Exercise ▸ Copy out the listing in full, exactly as written, but not its pictures.

Supplied entries ▸
---
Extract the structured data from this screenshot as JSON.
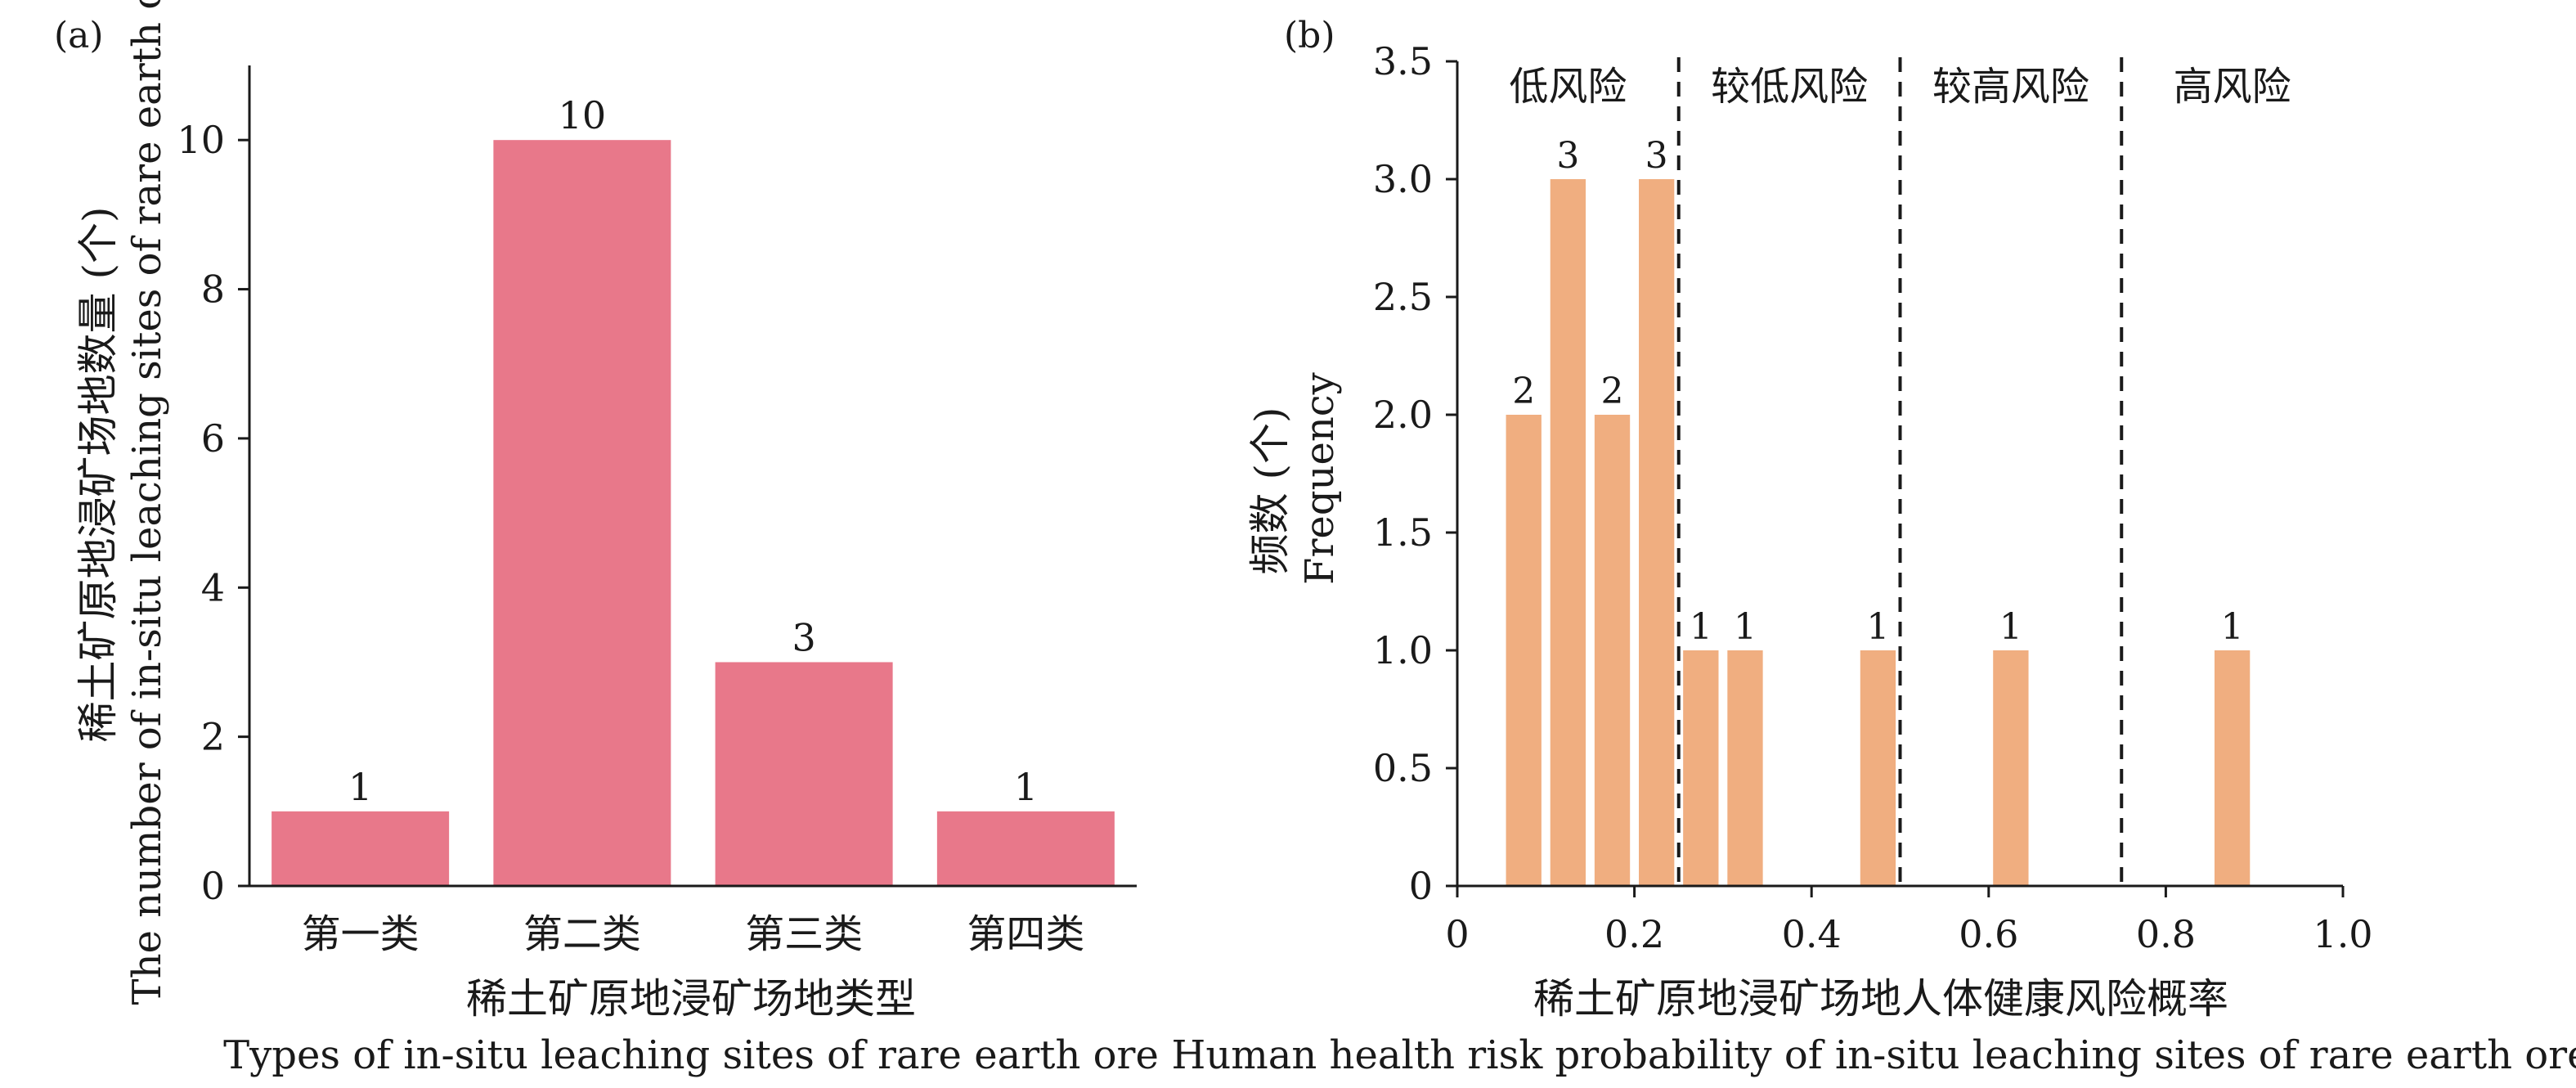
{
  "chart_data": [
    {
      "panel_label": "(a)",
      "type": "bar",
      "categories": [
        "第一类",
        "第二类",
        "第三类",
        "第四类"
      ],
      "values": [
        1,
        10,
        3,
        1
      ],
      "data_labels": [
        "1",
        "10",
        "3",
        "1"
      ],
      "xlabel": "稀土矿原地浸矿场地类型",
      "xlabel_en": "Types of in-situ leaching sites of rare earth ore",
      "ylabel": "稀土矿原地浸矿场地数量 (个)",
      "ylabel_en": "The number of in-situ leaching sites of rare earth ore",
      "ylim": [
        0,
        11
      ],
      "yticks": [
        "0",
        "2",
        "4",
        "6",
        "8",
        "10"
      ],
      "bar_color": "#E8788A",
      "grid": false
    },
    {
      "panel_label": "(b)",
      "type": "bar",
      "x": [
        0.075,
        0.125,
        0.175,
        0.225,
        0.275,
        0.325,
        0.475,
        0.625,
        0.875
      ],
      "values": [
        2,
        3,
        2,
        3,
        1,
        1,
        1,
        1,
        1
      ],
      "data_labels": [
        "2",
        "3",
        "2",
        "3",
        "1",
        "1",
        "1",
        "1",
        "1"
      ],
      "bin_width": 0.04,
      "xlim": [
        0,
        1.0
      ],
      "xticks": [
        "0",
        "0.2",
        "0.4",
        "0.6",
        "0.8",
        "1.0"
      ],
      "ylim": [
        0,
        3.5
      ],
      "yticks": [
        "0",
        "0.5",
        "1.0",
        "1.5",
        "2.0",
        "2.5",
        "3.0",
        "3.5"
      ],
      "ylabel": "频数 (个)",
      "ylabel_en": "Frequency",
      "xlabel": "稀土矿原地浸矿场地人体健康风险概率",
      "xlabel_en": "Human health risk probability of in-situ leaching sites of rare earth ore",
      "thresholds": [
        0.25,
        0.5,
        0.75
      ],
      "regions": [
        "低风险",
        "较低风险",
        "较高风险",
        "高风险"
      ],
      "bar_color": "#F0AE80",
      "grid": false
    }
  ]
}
---
Task response ▸
Extract the structured data from this screenshot as JSON.
{
  "chart_data": [
    {
      "panel_label": "(a)",
      "type": "bar",
      "categories": [
        "第一类",
        "第二类",
        "第三类",
        "第四类"
      ],
      "values": [
        1,
        10,
        3,
        1
      ],
      "data_labels": [
        "1",
        "10",
        "3",
        "1"
      ],
      "xlabel": "稀土矿原地浸矿场地类型",
      "xlabel_en": "Types of in-situ leaching sites of rare earth ore",
      "ylabel": "稀土矿原地浸矿场地数量 (个)",
      "ylabel_en": "The number of in-situ leaching sites of rare earth ore",
      "ylim": [
        0,
        11
      ],
      "yticks": [
        "0",
        "2",
        "4",
        "6",
        "8",
        "10"
      ],
      "bar_color": "#E8788A",
      "grid": false
    },
    {
      "panel_label": "(b)",
      "type": "bar",
      "x": [
        0.075,
        0.125,
        0.175,
        0.225,
        0.275,
        0.325,
        0.475,
        0.625,
        0.875
      ],
      "values": [
        2,
        3,
        2,
        3,
        1,
        1,
        1,
        1,
        1
      ],
      "data_labels": [
        "2",
        "3",
        "2",
        "3",
        "1",
        "1",
        "1",
        "1",
        "1"
      ],
      "bin_width": 0.04,
      "xlim": [
        0,
        1.0
      ],
      "xticks": [
        "0",
        "0.2",
        "0.4",
        "0.6",
        "0.8",
        "1.0"
      ],
      "ylim": [
        0,
        3.5
      ],
      "yticks": [
        "0",
        "0.5",
        "1.0",
        "1.5",
        "2.0",
        "2.5",
        "3.0",
        "3.5"
      ],
      "ylabel": "频数 (个)",
      "ylabel_en": "Frequency",
      "xlabel": "稀土矿原地浸矿场地人体健康风险概率",
      "xlabel_en": "Human health risk probability of in-situ leaching sites of rare earth ore",
      "thresholds": [
        0.25,
        0.5,
        0.75
      ],
      "regions": [
        "低风险",
        "较低风险",
        "较高风险",
        "高风险"
      ],
      "bar_color": "#F0AE80",
      "grid": false
    }
  ]
}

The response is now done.